__RECORDS FOR THIS TASK__
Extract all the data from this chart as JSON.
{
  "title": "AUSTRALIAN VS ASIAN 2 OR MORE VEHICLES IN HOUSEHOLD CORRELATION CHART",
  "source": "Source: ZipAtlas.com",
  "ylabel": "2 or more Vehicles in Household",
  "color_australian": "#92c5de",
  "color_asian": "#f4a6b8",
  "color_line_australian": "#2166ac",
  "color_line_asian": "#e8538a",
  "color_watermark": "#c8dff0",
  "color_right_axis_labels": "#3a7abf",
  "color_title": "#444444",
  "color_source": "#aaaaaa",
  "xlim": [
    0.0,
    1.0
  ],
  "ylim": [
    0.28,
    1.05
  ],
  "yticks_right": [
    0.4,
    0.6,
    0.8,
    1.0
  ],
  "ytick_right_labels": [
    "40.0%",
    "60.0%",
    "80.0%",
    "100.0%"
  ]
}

---

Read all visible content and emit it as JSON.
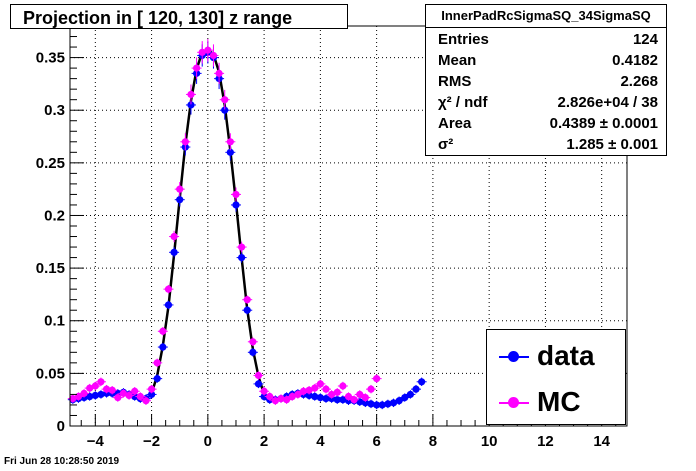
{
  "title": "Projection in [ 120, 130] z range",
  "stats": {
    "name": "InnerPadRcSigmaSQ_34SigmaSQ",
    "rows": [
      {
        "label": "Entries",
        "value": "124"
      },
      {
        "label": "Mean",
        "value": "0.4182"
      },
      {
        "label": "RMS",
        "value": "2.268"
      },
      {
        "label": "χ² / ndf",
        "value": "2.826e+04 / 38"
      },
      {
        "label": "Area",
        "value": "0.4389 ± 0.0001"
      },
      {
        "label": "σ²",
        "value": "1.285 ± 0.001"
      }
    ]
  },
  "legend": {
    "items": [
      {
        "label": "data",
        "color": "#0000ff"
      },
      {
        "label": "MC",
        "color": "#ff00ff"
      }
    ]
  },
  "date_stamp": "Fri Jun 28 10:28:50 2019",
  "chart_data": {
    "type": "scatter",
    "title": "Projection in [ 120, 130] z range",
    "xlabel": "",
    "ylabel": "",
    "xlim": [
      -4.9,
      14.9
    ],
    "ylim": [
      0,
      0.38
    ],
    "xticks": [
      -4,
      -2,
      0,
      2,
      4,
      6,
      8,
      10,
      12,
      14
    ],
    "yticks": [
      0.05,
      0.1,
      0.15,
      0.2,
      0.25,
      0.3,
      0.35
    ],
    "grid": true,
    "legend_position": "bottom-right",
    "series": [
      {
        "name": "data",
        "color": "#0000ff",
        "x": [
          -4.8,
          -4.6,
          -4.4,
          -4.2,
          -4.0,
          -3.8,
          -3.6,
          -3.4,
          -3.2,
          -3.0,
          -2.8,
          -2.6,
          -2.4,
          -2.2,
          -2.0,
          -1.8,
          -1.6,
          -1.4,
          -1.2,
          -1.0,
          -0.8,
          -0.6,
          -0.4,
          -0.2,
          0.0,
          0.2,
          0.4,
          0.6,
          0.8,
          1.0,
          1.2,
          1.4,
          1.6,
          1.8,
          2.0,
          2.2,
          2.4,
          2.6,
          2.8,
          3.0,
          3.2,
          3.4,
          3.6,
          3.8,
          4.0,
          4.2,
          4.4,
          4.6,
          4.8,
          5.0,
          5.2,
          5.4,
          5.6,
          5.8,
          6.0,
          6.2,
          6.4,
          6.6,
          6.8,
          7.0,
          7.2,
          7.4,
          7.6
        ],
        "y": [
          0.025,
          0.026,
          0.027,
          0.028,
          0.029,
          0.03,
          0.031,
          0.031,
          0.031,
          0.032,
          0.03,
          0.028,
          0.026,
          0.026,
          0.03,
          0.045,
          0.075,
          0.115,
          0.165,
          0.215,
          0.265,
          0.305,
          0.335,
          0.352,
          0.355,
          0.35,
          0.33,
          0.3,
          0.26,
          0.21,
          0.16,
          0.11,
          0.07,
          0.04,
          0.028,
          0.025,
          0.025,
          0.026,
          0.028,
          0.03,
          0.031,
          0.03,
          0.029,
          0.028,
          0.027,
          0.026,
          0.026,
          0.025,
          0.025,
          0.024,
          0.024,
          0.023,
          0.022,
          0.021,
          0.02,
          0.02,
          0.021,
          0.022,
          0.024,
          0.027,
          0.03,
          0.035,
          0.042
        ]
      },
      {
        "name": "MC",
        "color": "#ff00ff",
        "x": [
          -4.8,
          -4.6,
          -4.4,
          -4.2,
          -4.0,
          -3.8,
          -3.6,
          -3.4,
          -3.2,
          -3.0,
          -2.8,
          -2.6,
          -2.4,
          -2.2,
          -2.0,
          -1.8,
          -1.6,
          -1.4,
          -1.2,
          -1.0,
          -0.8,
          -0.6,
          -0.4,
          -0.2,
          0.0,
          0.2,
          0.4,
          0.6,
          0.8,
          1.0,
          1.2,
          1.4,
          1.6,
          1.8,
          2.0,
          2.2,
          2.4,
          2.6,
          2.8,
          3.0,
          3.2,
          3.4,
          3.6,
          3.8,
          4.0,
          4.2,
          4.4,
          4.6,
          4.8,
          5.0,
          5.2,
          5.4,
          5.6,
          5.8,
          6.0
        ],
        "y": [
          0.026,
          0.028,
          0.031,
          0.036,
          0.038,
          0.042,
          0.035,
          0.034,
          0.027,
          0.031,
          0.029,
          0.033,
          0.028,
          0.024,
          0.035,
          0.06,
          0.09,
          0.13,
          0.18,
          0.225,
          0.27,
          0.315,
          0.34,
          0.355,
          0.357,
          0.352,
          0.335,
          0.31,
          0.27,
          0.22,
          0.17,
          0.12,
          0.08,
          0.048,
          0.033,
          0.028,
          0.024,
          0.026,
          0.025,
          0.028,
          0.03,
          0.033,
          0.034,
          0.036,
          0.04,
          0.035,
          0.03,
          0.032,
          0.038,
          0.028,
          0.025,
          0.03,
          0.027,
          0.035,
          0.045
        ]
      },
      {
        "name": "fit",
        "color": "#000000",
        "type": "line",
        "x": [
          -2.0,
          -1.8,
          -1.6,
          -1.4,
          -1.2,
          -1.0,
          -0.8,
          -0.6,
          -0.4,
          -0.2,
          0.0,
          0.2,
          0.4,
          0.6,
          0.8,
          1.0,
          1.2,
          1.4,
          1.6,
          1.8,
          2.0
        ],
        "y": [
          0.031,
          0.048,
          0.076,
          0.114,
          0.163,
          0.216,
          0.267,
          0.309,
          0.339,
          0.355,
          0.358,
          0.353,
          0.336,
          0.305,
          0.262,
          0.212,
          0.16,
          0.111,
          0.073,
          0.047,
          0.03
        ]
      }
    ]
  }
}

...

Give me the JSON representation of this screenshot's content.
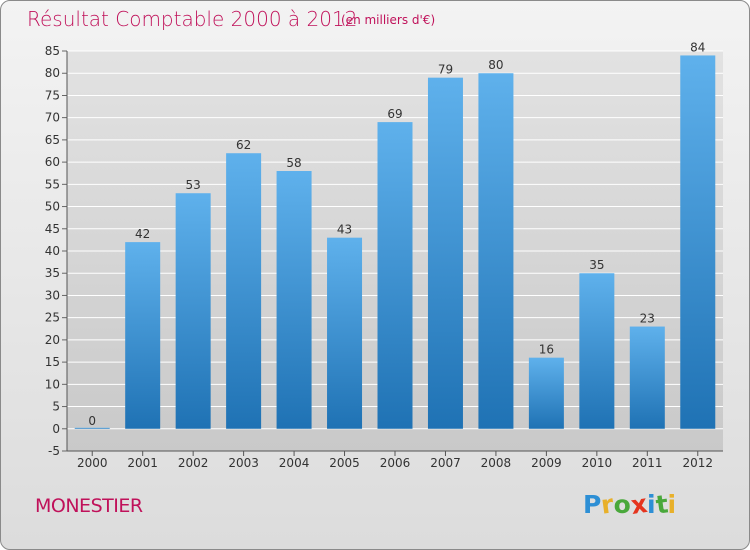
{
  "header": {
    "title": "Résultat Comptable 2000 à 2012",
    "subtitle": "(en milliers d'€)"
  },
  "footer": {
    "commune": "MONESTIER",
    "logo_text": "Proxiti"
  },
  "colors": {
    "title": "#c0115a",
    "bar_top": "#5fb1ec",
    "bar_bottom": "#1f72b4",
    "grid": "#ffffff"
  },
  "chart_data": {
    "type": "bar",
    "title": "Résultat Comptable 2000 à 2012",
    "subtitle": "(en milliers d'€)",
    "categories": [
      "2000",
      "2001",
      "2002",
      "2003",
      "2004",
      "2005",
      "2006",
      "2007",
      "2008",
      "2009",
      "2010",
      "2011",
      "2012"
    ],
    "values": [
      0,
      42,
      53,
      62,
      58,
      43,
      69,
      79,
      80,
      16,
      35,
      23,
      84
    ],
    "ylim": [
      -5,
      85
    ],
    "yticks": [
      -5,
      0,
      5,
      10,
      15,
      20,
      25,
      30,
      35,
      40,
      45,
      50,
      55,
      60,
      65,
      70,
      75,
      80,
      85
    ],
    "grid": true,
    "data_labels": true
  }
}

__EXERCISE DETAILS__
Compute the number of lines above that contain the string "Projection". Reply with that value only.

__EXERCISE ANSWER__
2